Task directions: Extract every line below that contains the word "CarPlay".

Data section:
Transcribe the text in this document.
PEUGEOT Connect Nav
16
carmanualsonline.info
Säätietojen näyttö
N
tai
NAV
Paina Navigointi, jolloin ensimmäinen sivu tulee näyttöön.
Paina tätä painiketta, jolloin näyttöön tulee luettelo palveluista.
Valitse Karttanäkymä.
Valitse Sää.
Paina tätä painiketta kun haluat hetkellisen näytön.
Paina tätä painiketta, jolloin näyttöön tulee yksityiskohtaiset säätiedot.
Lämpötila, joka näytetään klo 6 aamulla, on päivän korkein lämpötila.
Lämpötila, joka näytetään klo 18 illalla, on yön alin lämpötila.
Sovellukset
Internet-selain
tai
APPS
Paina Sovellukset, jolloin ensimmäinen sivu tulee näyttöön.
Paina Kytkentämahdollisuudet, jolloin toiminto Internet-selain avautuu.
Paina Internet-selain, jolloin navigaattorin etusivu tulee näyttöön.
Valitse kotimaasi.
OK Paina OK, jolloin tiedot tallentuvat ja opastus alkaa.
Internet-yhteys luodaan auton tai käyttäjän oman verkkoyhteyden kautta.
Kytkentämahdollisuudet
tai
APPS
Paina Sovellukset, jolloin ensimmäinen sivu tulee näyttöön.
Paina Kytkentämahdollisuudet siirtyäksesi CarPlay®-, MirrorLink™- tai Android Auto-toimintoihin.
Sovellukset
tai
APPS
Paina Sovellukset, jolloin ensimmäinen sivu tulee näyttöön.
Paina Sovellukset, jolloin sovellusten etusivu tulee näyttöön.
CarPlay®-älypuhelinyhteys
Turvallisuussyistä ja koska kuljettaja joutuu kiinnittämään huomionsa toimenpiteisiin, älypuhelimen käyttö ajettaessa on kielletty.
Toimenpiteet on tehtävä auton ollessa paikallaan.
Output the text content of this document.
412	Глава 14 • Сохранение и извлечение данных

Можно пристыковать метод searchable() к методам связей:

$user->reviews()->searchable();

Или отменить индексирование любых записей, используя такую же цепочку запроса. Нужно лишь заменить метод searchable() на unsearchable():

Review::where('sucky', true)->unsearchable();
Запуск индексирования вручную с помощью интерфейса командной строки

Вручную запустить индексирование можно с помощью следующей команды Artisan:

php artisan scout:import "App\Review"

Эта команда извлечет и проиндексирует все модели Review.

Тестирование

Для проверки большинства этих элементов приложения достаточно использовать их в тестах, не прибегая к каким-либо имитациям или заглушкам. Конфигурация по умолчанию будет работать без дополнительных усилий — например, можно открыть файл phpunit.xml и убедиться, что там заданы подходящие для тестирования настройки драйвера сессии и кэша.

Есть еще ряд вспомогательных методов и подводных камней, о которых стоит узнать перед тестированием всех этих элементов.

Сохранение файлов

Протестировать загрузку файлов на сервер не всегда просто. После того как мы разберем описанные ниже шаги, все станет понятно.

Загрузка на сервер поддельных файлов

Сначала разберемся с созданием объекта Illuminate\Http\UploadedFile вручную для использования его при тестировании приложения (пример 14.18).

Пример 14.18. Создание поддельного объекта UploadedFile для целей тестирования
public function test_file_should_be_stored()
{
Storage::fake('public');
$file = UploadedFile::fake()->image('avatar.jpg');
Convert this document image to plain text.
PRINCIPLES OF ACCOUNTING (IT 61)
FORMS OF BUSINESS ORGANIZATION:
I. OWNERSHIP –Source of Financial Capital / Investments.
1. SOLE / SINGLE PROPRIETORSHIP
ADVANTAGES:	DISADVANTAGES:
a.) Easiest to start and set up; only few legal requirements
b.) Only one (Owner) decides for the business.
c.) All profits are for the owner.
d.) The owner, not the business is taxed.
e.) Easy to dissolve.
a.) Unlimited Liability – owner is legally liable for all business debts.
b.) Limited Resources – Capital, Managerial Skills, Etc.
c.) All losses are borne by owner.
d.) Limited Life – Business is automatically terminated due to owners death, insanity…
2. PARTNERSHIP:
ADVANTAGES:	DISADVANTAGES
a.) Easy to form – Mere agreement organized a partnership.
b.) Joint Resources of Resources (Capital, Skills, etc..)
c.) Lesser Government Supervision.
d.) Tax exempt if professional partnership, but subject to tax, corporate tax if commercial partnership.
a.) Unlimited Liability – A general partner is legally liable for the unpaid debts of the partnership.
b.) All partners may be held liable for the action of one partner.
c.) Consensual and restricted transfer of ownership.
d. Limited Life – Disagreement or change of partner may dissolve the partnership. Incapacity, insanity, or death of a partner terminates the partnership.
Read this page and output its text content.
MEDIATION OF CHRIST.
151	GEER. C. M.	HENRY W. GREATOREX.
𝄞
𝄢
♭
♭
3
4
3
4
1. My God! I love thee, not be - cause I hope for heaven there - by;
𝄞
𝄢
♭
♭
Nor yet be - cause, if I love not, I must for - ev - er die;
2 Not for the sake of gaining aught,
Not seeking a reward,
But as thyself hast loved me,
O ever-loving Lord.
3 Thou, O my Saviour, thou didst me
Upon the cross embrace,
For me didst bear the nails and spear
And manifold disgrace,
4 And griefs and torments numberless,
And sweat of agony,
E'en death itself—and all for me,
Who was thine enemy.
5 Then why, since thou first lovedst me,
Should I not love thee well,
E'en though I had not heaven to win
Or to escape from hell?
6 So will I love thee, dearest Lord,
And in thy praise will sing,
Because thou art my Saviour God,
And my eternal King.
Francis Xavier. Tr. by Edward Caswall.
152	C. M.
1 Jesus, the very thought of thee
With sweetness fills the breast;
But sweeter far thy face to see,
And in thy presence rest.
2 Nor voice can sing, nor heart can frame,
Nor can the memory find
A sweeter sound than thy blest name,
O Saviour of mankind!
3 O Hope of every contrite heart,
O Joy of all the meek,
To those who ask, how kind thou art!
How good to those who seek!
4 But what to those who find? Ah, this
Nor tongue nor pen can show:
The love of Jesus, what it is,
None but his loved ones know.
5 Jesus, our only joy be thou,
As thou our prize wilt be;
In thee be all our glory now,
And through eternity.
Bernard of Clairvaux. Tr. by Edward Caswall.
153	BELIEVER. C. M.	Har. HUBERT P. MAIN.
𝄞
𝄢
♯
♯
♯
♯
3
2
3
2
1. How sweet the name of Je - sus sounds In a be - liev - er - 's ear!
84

Task response:
Paina Kytkentämahdollisuudet siirtyäksesi CarPlay®-, MirrorLink™- tai Android Auto-toimintoihin.
CarPlay®-älypuhelinyhteys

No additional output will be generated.